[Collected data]
--------------------------------

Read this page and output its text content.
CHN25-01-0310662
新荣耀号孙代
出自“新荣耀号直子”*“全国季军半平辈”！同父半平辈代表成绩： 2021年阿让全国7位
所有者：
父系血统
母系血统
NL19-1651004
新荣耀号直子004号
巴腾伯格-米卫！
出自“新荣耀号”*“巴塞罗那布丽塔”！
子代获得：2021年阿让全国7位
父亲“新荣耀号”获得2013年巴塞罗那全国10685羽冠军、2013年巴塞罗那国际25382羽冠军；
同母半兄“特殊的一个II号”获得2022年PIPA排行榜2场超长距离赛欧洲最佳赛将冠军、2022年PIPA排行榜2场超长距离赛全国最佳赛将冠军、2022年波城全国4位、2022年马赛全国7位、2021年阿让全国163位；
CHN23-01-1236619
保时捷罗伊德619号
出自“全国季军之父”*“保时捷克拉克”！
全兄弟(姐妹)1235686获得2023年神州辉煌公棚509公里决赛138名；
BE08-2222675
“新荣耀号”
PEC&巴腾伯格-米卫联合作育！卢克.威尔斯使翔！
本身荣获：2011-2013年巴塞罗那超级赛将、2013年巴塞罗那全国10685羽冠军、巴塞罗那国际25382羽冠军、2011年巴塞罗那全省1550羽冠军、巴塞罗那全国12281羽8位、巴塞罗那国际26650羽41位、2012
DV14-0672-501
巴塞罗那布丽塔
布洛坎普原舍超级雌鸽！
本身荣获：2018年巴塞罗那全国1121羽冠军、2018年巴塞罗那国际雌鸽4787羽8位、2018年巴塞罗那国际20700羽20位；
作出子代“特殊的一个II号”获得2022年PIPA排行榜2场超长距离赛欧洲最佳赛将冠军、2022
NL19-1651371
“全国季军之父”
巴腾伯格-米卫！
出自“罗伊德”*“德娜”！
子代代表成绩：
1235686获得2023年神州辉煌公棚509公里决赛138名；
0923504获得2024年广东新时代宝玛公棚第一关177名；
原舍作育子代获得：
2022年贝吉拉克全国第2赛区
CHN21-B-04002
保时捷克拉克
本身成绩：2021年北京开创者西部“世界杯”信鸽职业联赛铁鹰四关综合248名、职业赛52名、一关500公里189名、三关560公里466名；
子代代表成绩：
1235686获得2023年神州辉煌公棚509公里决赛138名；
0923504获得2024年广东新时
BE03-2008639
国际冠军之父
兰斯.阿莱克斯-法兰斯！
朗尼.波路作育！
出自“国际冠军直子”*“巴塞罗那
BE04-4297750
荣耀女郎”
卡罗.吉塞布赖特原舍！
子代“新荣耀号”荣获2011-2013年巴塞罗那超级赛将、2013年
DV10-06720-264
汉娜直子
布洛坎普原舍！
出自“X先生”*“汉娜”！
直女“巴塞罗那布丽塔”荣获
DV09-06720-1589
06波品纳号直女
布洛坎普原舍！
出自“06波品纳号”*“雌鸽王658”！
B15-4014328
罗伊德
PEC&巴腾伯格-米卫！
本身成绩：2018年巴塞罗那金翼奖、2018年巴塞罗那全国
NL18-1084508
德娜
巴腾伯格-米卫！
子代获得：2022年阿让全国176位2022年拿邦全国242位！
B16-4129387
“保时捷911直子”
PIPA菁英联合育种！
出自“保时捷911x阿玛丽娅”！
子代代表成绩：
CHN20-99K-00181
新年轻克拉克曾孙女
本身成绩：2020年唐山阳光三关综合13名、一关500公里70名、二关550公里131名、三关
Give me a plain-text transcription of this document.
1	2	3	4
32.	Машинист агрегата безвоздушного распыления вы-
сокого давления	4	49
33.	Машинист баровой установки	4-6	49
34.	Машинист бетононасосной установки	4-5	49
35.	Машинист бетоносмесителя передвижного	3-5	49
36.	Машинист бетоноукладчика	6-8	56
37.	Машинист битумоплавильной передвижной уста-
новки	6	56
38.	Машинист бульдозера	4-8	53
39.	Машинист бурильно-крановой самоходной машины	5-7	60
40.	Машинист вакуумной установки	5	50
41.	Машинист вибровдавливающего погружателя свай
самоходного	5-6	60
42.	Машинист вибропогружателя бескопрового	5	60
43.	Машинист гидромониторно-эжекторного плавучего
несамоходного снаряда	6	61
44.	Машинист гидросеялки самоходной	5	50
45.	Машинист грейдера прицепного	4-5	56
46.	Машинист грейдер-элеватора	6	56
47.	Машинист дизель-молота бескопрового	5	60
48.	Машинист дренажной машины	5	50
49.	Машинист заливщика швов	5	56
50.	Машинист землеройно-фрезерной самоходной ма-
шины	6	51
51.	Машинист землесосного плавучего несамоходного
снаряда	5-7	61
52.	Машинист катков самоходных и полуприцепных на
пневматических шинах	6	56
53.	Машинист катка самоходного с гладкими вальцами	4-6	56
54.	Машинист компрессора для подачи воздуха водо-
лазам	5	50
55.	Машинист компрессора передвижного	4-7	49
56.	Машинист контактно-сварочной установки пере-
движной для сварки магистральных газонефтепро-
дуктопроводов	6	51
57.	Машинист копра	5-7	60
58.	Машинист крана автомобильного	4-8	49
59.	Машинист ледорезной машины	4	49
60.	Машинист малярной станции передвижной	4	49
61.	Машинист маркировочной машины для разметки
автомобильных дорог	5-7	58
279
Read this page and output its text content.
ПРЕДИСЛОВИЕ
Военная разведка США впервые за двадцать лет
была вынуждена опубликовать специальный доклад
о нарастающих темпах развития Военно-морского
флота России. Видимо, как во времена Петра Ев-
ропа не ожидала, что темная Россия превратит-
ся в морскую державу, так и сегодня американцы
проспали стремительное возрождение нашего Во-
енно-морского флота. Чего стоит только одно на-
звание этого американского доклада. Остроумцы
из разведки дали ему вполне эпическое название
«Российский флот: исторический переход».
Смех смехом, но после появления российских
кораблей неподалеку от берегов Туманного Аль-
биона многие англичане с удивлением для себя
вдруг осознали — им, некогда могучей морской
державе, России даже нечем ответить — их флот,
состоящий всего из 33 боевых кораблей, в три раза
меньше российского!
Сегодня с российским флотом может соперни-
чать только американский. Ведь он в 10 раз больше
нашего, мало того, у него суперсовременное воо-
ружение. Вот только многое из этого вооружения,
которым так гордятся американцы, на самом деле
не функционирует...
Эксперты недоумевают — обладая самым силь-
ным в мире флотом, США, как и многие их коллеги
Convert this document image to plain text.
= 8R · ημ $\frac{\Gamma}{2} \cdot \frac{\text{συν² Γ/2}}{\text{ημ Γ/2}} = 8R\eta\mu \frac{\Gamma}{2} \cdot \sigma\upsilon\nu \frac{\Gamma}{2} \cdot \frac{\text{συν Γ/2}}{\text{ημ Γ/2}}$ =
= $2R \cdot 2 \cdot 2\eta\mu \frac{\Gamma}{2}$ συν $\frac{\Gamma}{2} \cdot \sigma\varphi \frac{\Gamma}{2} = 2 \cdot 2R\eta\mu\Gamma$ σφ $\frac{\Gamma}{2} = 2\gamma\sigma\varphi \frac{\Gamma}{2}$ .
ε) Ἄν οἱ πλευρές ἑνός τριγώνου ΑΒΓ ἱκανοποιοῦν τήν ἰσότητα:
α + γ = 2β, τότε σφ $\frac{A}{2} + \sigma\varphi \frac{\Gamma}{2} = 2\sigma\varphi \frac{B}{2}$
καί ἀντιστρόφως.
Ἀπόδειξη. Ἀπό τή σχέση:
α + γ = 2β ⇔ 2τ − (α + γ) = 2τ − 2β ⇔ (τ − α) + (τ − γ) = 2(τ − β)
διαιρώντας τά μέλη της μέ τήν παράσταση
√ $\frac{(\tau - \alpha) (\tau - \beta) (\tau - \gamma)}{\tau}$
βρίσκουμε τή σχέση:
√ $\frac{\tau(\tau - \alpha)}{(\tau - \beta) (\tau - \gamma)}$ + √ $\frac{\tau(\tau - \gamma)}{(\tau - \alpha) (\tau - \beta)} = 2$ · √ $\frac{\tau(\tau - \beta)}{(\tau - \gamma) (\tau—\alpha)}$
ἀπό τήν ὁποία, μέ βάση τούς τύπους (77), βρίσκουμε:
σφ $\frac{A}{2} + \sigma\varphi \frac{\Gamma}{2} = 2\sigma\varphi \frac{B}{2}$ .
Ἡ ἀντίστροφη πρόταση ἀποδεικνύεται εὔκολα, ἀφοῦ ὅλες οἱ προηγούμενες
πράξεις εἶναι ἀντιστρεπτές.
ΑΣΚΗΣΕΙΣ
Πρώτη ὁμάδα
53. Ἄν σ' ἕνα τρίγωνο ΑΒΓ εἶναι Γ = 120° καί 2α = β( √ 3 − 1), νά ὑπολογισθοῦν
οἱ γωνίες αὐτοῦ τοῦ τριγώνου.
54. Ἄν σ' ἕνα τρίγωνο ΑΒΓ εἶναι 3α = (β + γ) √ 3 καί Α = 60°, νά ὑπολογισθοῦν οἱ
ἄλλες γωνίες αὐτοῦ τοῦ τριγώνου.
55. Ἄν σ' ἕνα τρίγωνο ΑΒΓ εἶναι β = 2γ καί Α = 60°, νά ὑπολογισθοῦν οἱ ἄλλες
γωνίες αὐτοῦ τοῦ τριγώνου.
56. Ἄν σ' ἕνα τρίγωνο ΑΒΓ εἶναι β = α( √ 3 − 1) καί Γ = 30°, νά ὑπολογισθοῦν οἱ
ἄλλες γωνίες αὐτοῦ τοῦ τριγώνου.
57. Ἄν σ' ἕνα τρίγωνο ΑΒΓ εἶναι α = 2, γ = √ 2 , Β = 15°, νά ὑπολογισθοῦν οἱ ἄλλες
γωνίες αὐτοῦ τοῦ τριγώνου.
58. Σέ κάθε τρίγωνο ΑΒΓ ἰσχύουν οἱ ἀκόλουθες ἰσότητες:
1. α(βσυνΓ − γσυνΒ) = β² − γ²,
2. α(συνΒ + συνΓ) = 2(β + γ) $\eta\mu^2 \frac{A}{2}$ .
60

--------------------------------

*What the task requires*: List all lines in the material containing the string "ὑπολογισθοῦν".

*Task result*:
53. Ἄν σ' ἕνα τρίγωνο ΑΒΓ εἶναι Γ = 120° καί 2α = β( √ 3 − 1), νά ὑπολογισθοῦν
54. Ἄν σ' ἕνα τρίγωνο ΑΒΓ εἶναι 3α = (β + γ) √ 3 καί Α = 60°, νά ὑπολογισθοῦν οἱ
55. Ἄν σ' ἕνα τρίγωνο ΑΒΓ εἶναι β = 2γ καί Α = 60°, νά ὑπολογισθοῦν οἱ ἄλλες
56. Ἄν σ' ἕνα τρίγωνο ΑΒΓ εἶναι β = α( √ 3 − 1) καί Γ = 30°, νά ὑπολογισθοῦν οἱ
57. Ἄν σ' ἕνα τρίγωνο ΑΒΓ εἶναι α = 2, γ = √ 2 , Β = 15°, νά ὑπολογισθοῦν οἱ ἄλλες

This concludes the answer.